--- REQUIREMENTS ---
Set down all of the entries word for word, omitting the images they contain.

--- Lines of data ---
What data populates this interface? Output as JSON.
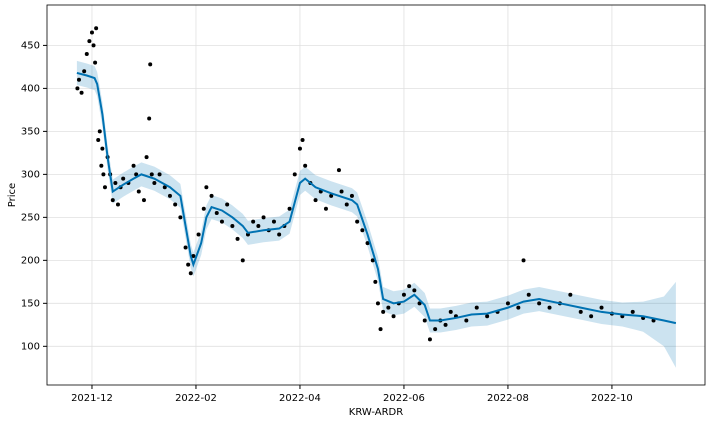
{
  "chart_data": {
    "type": "forecast",
    "x_label": "KRW-ARDR",
    "y_label": "Price",
    "xlim": [
      -0.865,
      11.79
    ],
    "xticks": [
      {
        "value": 0,
        "label": "2021-12"
      },
      {
        "value": 2,
        "label": "2022-02"
      },
      {
        "value": 4,
        "label": "2022-04"
      },
      {
        "value": 6,
        "label": "2022-06"
      },
      {
        "value": 8,
        "label": "2022-08"
      },
      {
        "value": 10,
        "label": "2022-10"
      }
    ],
    "ylim": [
      55,
      497
    ],
    "yticks": [
      100,
      150,
      200,
      250,
      300,
      350,
      400,
      450
    ],
    "grid": true,
    "observed": {
      "color": "#000000",
      "x": [
        -0.28,
        -0.25,
        -0.2,
        -0.15,
        -0.1,
        -0.05,
        0.0,
        0.03,
        0.06,
        0.08,
        0.12,
        0.15,
        0.18,
        0.2,
        0.22,
        0.25,
        0.3,
        0.35,
        0.4,
        0.45,
        0.5,
        0.55,
        0.6,
        0.7,
        0.8,
        0.85,
        0.9,
        1.0,
        1.05,
        1.1,
        1.12,
        1.15,
        1.2,
        1.3,
        1.4,
        1.5,
        1.6,
        1.7,
        1.8,
        1.85,
        1.9,
        1.95,
        2.05,
        2.15,
        2.2,
        2.3,
        2.4,
        2.5,
        2.6,
        2.7,
        2.8,
        2.9,
        3.0,
        3.1,
        3.2,
        3.3,
        3.4,
        3.5,
        3.6,
        3.7,
        3.8,
        3.9,
        4.0,
        4.05,
        4.1,
        4.2,
        4.3,
        4.4,
        4.5,
        4.6,
        4.75,
        4.8,
        4.9,
        5.0,
        5.1,
        5.2,
        5.3,
        5.4,
        5.45,
        5.5,
        5.55,
        5.6,
        5.7,
        5.8,
        5.9,
        6.0,
        6.1,
        6.2,
        6.3,
        6.4,
        6.5,
        6.6,
        6.7,
        6.8,
        6.9,
        7.0,
        7.2,
        7.4,
        7.6,
        7.8,
        8.0,
        8.2,
        8.3,
        8.4,
        8.6,
        8.8,
        9.0,
        9.2,
        9.4,
        9.6,
        9.8,
        10.0,
        10.2,
        10.4,
        10.6,
        10.8
      ],
      "values": [
        400,
        410,
        395,
        420,
        440,
        455,
        465,
        450,
        430,
        470,
        340,
        350,
        310,
        330,
        300,
        285,
        320,
        300,
        270,
        290,
        265,
        285,
        295,
        290,
        310,
        300,
        280,
        270,
        320,
        365,
        428,
        300,
        290,
        300,
        285,
        275,
        265,
        250,
        215,
        195,
        185,
        205,
        230,
        260,
        285,
        275,
        255,
        245,
        265,
        240,
        225,
        200,
        230,
        245,
        240,
        250,
        235,
        245,
        230,
        240,
        260,
        300,
        330,
        340,
        310,
        290,
        270,
        280,
        260,
        275,
        305,
        280,
        265,
        275,
        245,
        235,
        220,
        200,
        175,
        150,
        120,
        140,
        145,
        135,
        150,
        160,
        170,
        165,
        150,
        130,
        108,
        120,
        130,
        125,
        140,
        135,
        130,
        145,
        135,
        140,
        150,
        145,
        200,
        160,
        150,
        145,
        150,
        160,
        140,
        135,
        145,
        138,
        135,
        140,
        133,
        130
      ]
    },
    "forecast": {
      "color": "#0072B2",
      "x": [
        -0.29,
        -0.1,
        0.05,
        0.1,
        0.2,
        0.3,
        0.4,
        0.6,
        0.8,
        0.95,
        1.2,
        1.5,
        1.7,
        1.8,
        1.9,
        1.95,
        2.1,
        2.2,
        2.3,
        2.5,
        2.7,
        2.9,
        3.0,
        3.3,
        3.6,
        3.8,
        4.0,
        4.1,
        4.3,
        4.6,
        5.0,
        5.1,
        5.3,
        5.5,
        5.6,
        5.8,
        6.0,
        6.2,
        6.4,
        6.5,
        6.7,
        7.0,
        7.3,
        7.6,
        8.0,
        8.3,
        8.6,
        9.0,
        9.4,
        9.8,
        10.2,
        10.6,
        11.0,
        11.23
      ],
      "values": [
        418,
        415,
        412,
        405,
        370,
        320,
        280,
        288,
        295,
        300,
        295,
        285,
        275,
        240,
        205,
        195,
        220,
        250,
        262,
        258,
        250,
        240,
        232,
        235,
        237,
        245,
        290,
        295,
        285,
        278,
        270,
        265,
        230,
        190,
        155,
        150,
        152,
        160,
        148,
        130,
        130,
        133,
        137,
        138,
        145,
        152,
        155,
        150,
        145,
        140,
        137,
        135,
        130,
        127
      ],
      "lower": [
        404,
        401,
        398,
        391,
        356,
        306,
        266,
        274,
        281,
        286,
        281,
        271,
        261,
        226,
        191,
        181,
        206,
        236,
        248,
        244,
        236,
        226,
        218,
        221,
        223,
        231,
        276,
        281,
        271,
        264,
        256,
        251,
        216,
        176,
        141,
        136,
        138,
        146,
        134,
        116,
        116,
        119,
        123,
        124,
        131,
        138,
        141,
        136,
        131,
        126,
        123,
        117,
        100,
        75
      ],
      "upper": [
        432,
        429,
        426,
        419,
        384,
        334,
        294,
        302,
        309,
        314,
        309,
        299,
        289,
        254,
        219,
        209,
        234,
        264,
        276,
        272,
        264,
        254,
        246,
        249,
        251,
        259,
        304,
        309,
        299,
        292,
        284,
        279,
        244,
        204,
        169,
        164,
        166,
        174,
        162,
        144,
        144,
        147,
        151,
        152,
        159,
        166,
        169,
        164,
        159,
        154,
        151,
        152,
        158,
        175
      ]
    }
  }
}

--- RESPONSE TO THE EXERCISE ---
What data populates this interface? Output as JSON.
{
  "chart_data": {
    "type": "forecast",
    "x_label": "KRW-ARDR",
    "y_label": "Price",
    "xlim": [
      -0.865,
      11.79
    ],
    "xticks": [
      {
        "value": 0,
        "label": "2021-12"
      },
      {
        "value": 2,
        "label": "2022-02"
      },
      {
        "value": 4,
        "label": "2022-04"
      },
      {
        "value": 6,
        "label": "2022-06"
      },
      {
        "value": 8,
        "label": "2022-08"
      },
      {
        "value": 10,
        "label": "2022-10"
      }
    ],
    "ylim": [
      55,
      497
    ],
    "yticks": [
      100,
      150,
      200,
      250,
      300,
      350,
      400,
      450
    ],
    "grid": true,
    "observed": {
      "color": "#000000",
      "x": [
        -0.28,
        -0.25,
        -0.2,
        -0.15,
        -0.1,
        -0.05,
        0.0,
        0.03,
        0.06,
        0.08,
        0.12,
        0.15,
        0.18,
        0.2,
        0.22,
        0.25,
        0.3,
        0.35,
        0.4,
        0.45,
        0.5,
        0.55,
        0.6,
        0.7,
        0.8,
        0.85,
        0.9,
        1.0,
        1.05,
        1.1,
        1.12,
        1.15,
        1.2,
        1.3,
        1.4,
        1.5,
        1.6,
        1.7,
        1.8,
        1.85,
        1.9,
        1.95,
        2.05,
        2.15,
        2.2,
        2.3,
        2.4,
        2.5,
        2.6,
        2.7,
        2.8,
        2.9,
        3.0,
        3.1,
        3.2,
        3.3,
        3.4,
        3.5,
        3.6,
        3.7,
        3.8,
        3.9,
        4.0,
        4.05,
        4.1,
        4.2,
        4.3,
        4.4,
        4.5,
        4.6,
        4.75,
        4.8,
        4.9,
        5.0,
        5.1,
        5.2,
        5.3,
        5.4,
        5.45,
        5.5,
        5.55,
        5.6,
        5.7,
        5.8,
        5.9,
        6.0,
        6.1,
        6.2,
        6.3,
        6.4,
        6.5,
        6.6,
        6.7,
        6.8,
        6.9,
        7.0,
        7.2,
        7.4,
        7.6,
        7.8,
        8.0,
        8.2,
        8.3,
        8.4,
        8.6,
        8.8,
        9.0,
        9.2,
        9.4,
        9.6,
        9.8,
        10.0,
        10.2,
        10.4,
        10.6,
        10.8
      ],
      "values": [
        400,
        410,
        395,
        420,
        440,
        455,
        465,
        450,
        430,
        470,
        340,
        350,
        310,
        330,
        300,
        285,
        320,
        300,
        270,
        290,
        265,
        285,
        295,
        290,
        310,
        300,
        280,
        270,
        320,
        365,
        428,
        300,
        290,
        300,
        285,
        275,
        265,
        250,
        215,
        195,
        185,
        205,
        230,
        260,
        285,
        275,
        255,
        245,
        265,
        240,
        225,
        200,
        230,
        245,
        240,
        250,
        235,
        245,
        230,
        240,
        260,
        300,
        330,
        340,
        310,
        290,
        270,
        280,
        260,
        275,
        305,
        280,
        265,
        275,
        245,
        235,
        220,
        200,
        175,
        150,
        120,
        140,
        145,
        135,
        150,
        160,
        170,
        165,
        150,
        130,
        108,
        120,
        130,
        125,
        140,
        135,
        130,
        145,
        135,
        140,
        150,
        145,
        200,
        160,
        150,
        145,
        150,
        160,
        140,
        135,
        145,
        138,
        135,
        140,
        133,
        130
      ]
    },
    "forecast": {
      "color": "#0072B2",
      "x": [
        -0.29,
        -0.1,
        0.05,
        0.1,
        0.2,
        0.3,
        0.4,
        0.6,
        0.8,
        0.95,
        1.2,
        1.5,
        1.7,
        1.8,
        1.9,
        1.95,
        2.1,
        2.2,
        2.3,
        2.5,
        2.7,
        2.9,
        3.0,
        3.3,
        3.6,
        3.8,
        4.0,
        4.1,
        4.3,
        4.6,
        5.0,
        5.1,
        5.3,
        5.5,
        5.6,
        5.8,
        6.0,
        6.2,
        6.4,
        6.5,
        6.7,
        7.0,
        7.3,
        7.6,
        8.0,
        8.3,
        8.6,
        9.0,
        9.4,
        9.8,
        10.2,
        10.6,
        11.0,
        11.23
      ],
      "values": [
        418,
        415,
        412,
        405,
        370,
        320,
        280,
        288,
        295,
        300,
        295,
        285,
        275,
        240,
        205,
        195,
        220,
        250,
        262,
        258,
        250,
        240,
        232,
        235,
        237,
        245,
        290,
        295,
        285,
        278,
        270,
        265,
        230,
        190,
        155,
        150,
        152,
        160,
        148,
        130,
        130,
        133,
        137,
        138,
        145,
        152,
        155,
        150,
        145,
        140,
        137,
        135,
        130,
        127
      ],
      "lower": [
        404,
        401,
        398,
        391,
        356,
        306,
        266,
        274,
        281,
        286,
        281,
        271,
        261,
        226,
        191,
        181,
        206,
        236,
        248,
        244,
        236,
        226,
        218,
        221,
        223,
        231,
        276,
        281,
        271,
        264,
        256,
        251,
        216,
        176,
        141,
        136,
        138,
        146,
        134,
        116,
        116,
        119,
        123,
        124,
        131,
        138,
        141,
        136,
        131,
        126,
        123,
        117,
        100,
        75
      ],
      "upper": [
        432,
        429,
        426,
        419,
        384,
        334,
        294,
        302,
        309,
        314,
        309,
        299,
        289,
        254,
        219,
        209,
        234,
        264,
        276,
        272,
        264,
        254,
        246,
        249,
        251,
        259,
        304,
        309,
        299,
        292,
        284,
        279,
        244,
        204,
        169,
        164,
        166,
        174,
        162,
        144,
        144,
        147,
        151,
        152,
        159,
        166,
        169,
        164,
        159,
        154,
        151,
        152,
        158,
        175
      ]
    }
  }
}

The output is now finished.